> _DO THIS_: Pull out every line below that holds the word "bagi".
* start *
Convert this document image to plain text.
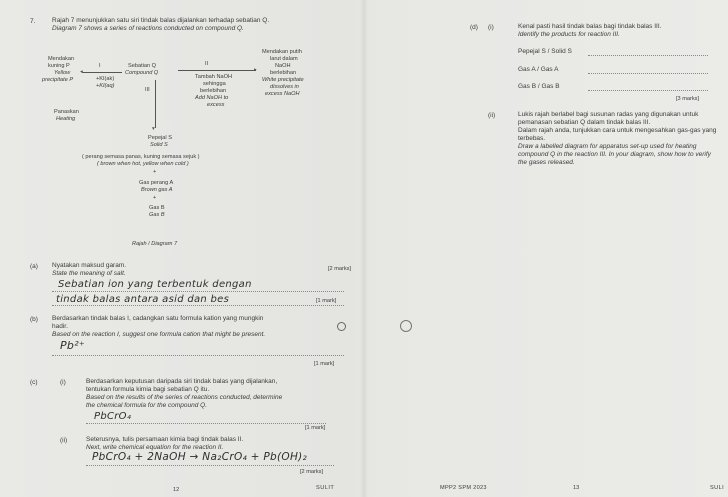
7.	Rajah 7 menunjukkan satu siri tindak balas dijalankan terhadap sebatian Q.
Diagram 7 shows a series of reactions conducted on compound Q.
Mendakan
kuning P
Yellow
precipitate P
I
◂
+KI(ak)
+KI(aq)
Sebatian Q
Compound Q
II
▸
Tambah NaOH
sehingga
berlebihan
Add NaOH to
excess
Mendakan putih
larut dalam
NaOH
berlebihan
White precipitate
dissolves in
excess NaOH
III
▾
Panaskan
Heating
Pepejal S
Solid S
( perang semasa panas, kuning semasa sejuk )
( brown when hot, yellow when cold )
+
Gas perang A
Brown gas A
+
Gas B
Gas B
Rajah / Diagram 7
(a) Nyatakan maksud garam.
State the meaning of salt.
[2 marks]
Sebatian ion yang terbentuk dengan
tindak balas antara asid dan bes	[1 mark]
(b) Berdasarkan tindak balas I, cadangkan satu formula kation yang mungkin
hadir.
Based on the reaction I, suggest one formula cation that might be present.
Pb²⁺
[1 mark]
(c)	(i)	Berdasarkan keputusan daripada siri tindak balas yang dijalankan,
tentukan formula kimia bagi sebatian Q itu.
Based on the results of the series of reactions conducted, determine
the chemical formula for the compound Q.
PbCrO₄
[1 mark]
(ii)	Seterusnya, tulis persamaan kimia bagi tindak balas II.
Next, write chemical equation for the reaction II.
PbCrO₄ + 2NaOH → Na₂CrO₄ + Pb(OH)₂
[2 marks]
(d) (i)	Kenal pasti hasil tindak balas bagi tindak balas III.
Identify the products for reaction III.
Pepejal S / Solid S
Gas A / Gas A
Gas B / Gas B
[3 marks]
(ii)	Lukis rajah berlabel bagi susunan radas yang digunakan untuk
pemanasan sebatian Q dalam tindak balas III.
Dalam rajah anda, tunjukkan cara untuk mengesahkan gas-gas yang
terbebas.
Draw a labelled diagram for apparatus set-up used for heating
compound Q in the reaction III. In your diagram, show how to verify
the gases released.
12	SULIT	MPP2 SPM 2023	13	SULI
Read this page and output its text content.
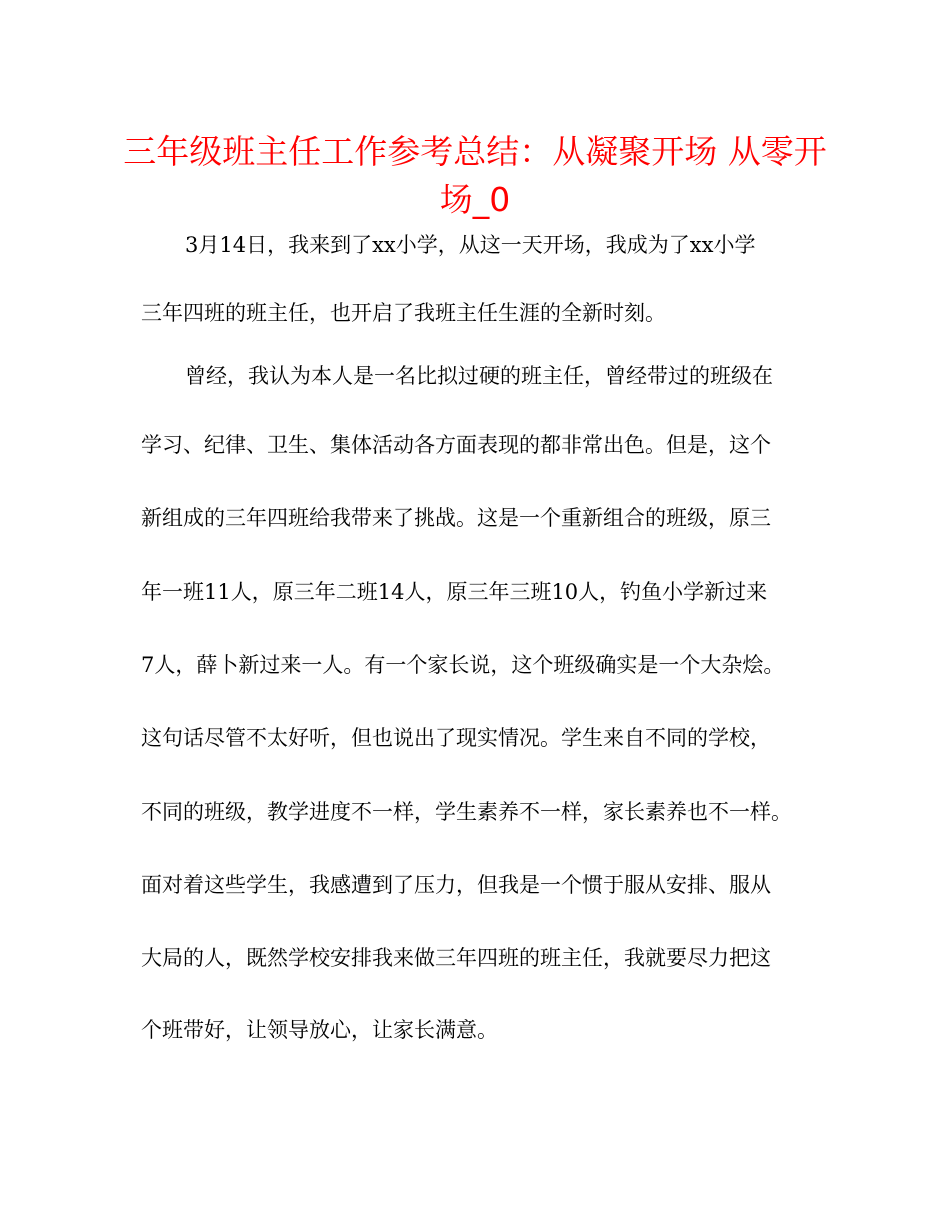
三年级班主任工作参考总结：从凝聚开场 从零开场_0
3月14日，我来到了xx小学，从这一天开场，我成为了xx小学
三年四班的班主任，也开启了我班主任生涯的全新时刻。
曾经，我认为本人是一名比拟过硬的班主任，曾经带过的班级在
学习、纪律、卫生、集体活动各方面表现的都非常出色。但是，这个
新组成的三年四班给我带来了挑战。这是一个重新组合的班级，原三
年一班11人，原三年二班14人，原三年三班10人，钓鱼小学新过来
7人，薛卜新过来一人。有一个家长说，这个班级确实是一个大杂烩。
这句话尽管不太好听，但也说出了现实情况。学生来自不同的学校，
不同的班级，教学进度不一样，学生素养不一样，家长素养也不一样。
面对着这些学生，我感遭到了压力，但我是一个惯于服从安排、服从
大局的人，既然学校安排我来做三年四班的班主任，我就要尽力把这
个班带好，让领导放心，让家长满意。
* end *
> _TASK RESPONSE_:
tentukan formula kimia bagi sebatian Q itu.
(ii)	Seterusnya, tulis persamaan kimia bagi tindak balas II.
(d) (i)	Kenal pasti hasil tindak balas bagi tindak balas III.
(ii)	Lukis rajah berlabel bagi susunan radas yang digunakan untuk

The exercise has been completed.